An algorithm developed by Melissa Data which counts keyboarding mis-hits.

Summary

This is a typographical matching algorithm which counts keyboarding mis-hits with a weighted penalty based on the distance of the mis-hit and assigns a percentage of similarity between the compared strings. Thus two records with c > v or v > b typos are more likely to have an actual duplicate.

Returns

Percentage of similarity

Example Matchcode Component

Example Data

STRING1 STRING2 RESULT
Johnson Jhnsn Unique
Neumon Pneumon Match Found
Hteberynost Theverymost Match Found
Covert Coberh Match Found



Performance
Slower Faster
Matches
More Matches Greater Accuracy


Recommended Usage

Hybrid deduper, where a single incoming record can quickly be evaluated independently against each record in an existing large master database.
—————
> [Set of tasks]:
[1] Retype the passage on the typographical matching algorithm. Begin at the words "Performance" and stop after "large master database.".
[2] Extend the description of the typographical matching algorithm by writing what follows its last sentence.
—————
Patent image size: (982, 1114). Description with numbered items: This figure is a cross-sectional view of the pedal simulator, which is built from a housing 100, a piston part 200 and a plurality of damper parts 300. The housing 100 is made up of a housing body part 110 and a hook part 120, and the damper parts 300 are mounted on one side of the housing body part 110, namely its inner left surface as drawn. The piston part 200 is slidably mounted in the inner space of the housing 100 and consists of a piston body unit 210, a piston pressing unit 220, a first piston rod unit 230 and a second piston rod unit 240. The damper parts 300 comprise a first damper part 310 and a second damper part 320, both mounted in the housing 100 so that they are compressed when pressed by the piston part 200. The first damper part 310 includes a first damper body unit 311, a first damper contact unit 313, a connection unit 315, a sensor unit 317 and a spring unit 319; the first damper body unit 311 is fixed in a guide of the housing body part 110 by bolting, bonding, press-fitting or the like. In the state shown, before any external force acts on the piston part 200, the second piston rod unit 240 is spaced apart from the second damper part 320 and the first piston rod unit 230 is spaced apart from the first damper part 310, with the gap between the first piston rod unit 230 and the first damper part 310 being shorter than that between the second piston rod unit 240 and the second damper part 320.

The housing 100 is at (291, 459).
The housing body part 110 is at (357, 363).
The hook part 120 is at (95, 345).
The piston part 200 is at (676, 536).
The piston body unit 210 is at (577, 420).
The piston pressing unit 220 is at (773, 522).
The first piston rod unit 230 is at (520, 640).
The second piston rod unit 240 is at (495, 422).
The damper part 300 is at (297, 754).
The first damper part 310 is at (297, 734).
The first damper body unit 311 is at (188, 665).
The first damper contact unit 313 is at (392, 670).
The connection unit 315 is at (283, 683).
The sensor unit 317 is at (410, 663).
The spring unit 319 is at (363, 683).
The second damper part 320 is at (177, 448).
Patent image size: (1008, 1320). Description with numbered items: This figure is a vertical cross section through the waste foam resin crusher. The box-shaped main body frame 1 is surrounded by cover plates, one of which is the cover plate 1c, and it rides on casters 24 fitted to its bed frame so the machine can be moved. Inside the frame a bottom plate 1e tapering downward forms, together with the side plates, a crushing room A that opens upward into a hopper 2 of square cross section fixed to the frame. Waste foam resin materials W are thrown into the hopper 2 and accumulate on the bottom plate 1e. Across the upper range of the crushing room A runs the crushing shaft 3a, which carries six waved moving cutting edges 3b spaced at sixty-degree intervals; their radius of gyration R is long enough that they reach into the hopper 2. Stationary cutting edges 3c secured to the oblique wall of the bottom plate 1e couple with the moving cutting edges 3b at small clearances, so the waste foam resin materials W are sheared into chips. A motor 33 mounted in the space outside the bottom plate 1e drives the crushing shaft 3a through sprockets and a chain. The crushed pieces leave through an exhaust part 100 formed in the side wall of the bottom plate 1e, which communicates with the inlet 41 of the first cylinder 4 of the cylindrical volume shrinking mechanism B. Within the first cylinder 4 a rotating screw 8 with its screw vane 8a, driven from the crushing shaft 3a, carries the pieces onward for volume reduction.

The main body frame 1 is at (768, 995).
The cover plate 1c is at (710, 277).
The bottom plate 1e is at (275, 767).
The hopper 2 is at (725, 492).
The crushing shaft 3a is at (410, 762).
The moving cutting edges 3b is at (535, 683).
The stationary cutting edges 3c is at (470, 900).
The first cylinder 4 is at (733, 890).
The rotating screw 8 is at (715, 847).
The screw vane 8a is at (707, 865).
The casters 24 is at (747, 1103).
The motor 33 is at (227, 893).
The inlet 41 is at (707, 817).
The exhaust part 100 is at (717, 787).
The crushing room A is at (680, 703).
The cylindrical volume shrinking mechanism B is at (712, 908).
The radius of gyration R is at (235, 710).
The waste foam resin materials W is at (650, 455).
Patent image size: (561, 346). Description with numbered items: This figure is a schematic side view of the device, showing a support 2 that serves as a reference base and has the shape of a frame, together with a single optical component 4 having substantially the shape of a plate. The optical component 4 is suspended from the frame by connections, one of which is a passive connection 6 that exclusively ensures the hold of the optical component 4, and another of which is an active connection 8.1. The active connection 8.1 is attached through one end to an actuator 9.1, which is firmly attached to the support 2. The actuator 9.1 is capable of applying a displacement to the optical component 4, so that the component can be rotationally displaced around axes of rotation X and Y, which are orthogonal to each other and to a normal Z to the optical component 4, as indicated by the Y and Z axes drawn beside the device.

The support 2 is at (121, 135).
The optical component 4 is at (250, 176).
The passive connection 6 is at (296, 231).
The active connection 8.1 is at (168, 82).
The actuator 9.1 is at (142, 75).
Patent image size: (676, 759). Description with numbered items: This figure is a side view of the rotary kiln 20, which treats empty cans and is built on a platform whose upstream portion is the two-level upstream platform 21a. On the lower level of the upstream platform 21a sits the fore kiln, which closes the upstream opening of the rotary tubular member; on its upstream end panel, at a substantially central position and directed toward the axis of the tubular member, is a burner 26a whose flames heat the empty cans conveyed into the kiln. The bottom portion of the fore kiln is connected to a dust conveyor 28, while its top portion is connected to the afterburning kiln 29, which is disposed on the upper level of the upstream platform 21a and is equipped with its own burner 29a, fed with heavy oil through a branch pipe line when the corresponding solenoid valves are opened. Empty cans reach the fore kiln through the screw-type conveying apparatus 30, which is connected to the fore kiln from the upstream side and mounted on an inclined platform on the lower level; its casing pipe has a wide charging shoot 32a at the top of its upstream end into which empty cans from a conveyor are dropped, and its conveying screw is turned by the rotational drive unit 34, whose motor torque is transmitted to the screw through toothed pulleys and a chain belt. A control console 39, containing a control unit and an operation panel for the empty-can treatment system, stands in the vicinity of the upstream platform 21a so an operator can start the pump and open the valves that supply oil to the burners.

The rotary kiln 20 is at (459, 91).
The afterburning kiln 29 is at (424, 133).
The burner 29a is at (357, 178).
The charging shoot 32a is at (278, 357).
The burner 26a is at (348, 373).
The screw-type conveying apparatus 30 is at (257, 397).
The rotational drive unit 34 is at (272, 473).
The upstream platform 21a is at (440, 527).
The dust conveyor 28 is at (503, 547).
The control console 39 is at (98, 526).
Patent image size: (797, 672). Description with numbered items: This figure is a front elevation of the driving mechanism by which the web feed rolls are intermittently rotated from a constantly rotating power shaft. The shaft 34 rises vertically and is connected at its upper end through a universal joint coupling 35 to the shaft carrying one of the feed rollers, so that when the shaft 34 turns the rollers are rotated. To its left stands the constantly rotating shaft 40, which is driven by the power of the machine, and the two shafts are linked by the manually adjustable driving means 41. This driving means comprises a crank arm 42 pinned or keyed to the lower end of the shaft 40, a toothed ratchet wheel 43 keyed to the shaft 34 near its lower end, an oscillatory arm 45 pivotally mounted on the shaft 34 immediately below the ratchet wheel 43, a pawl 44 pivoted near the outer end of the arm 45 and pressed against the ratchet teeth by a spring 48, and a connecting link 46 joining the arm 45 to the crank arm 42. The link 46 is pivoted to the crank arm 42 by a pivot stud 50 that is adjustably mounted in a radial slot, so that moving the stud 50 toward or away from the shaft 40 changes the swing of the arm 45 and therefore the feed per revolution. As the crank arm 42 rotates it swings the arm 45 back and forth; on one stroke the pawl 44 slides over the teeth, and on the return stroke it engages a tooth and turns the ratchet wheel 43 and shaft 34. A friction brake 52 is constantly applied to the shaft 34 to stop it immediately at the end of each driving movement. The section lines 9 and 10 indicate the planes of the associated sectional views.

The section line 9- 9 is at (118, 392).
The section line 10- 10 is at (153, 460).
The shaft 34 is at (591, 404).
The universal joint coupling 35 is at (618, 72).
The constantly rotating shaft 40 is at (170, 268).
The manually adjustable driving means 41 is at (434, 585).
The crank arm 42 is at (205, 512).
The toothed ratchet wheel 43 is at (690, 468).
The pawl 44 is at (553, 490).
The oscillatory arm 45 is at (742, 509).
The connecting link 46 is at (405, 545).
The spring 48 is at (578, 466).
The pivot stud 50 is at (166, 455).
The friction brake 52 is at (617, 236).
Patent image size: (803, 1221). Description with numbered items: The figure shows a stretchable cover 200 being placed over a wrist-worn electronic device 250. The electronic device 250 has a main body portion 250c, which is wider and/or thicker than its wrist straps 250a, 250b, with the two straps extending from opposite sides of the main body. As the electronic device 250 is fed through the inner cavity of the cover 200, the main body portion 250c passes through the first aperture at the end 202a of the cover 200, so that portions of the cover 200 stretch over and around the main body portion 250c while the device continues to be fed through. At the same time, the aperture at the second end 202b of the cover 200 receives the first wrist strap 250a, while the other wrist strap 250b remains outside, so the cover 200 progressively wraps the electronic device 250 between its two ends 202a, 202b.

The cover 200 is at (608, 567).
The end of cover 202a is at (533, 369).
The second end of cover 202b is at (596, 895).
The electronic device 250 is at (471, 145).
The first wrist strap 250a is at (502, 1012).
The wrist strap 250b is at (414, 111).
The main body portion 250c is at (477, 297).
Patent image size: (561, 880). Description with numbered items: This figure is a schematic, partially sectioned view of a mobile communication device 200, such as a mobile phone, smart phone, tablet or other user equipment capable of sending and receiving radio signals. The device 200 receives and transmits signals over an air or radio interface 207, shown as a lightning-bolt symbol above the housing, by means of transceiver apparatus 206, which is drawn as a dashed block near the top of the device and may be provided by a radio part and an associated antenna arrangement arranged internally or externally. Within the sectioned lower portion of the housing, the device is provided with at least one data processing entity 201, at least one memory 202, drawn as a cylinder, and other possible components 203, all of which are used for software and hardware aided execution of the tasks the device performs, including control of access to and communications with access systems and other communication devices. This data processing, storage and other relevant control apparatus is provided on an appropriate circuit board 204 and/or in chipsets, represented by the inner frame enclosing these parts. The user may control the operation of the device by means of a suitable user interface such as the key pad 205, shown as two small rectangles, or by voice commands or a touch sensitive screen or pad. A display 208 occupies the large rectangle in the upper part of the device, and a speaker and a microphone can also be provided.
—————
> [Responses to the tasks]:
[1]
Performance
Slower Faster
Matches
More Matches Greater Accuracy


Recommended Usage

Hybrid deduper, where a single incoming record can quickly be evaluated independently against each record in an existing large master database.

[2]
Batch processes where MDKEY is set on a single non-first matchcode component.
Databases where data entry is created real-time from call center or other inputs where keyboard mishits are more likely.

Not Recommended For

Databases where the number of errors with relation to the string length result is a small number of common substrings.

Do Not Use With

UTF-8 data. This algorithm was ported to MatchUp with the assumption that a character equals one byte, and therefore results may not be accurate if the data contains multi-byte characters.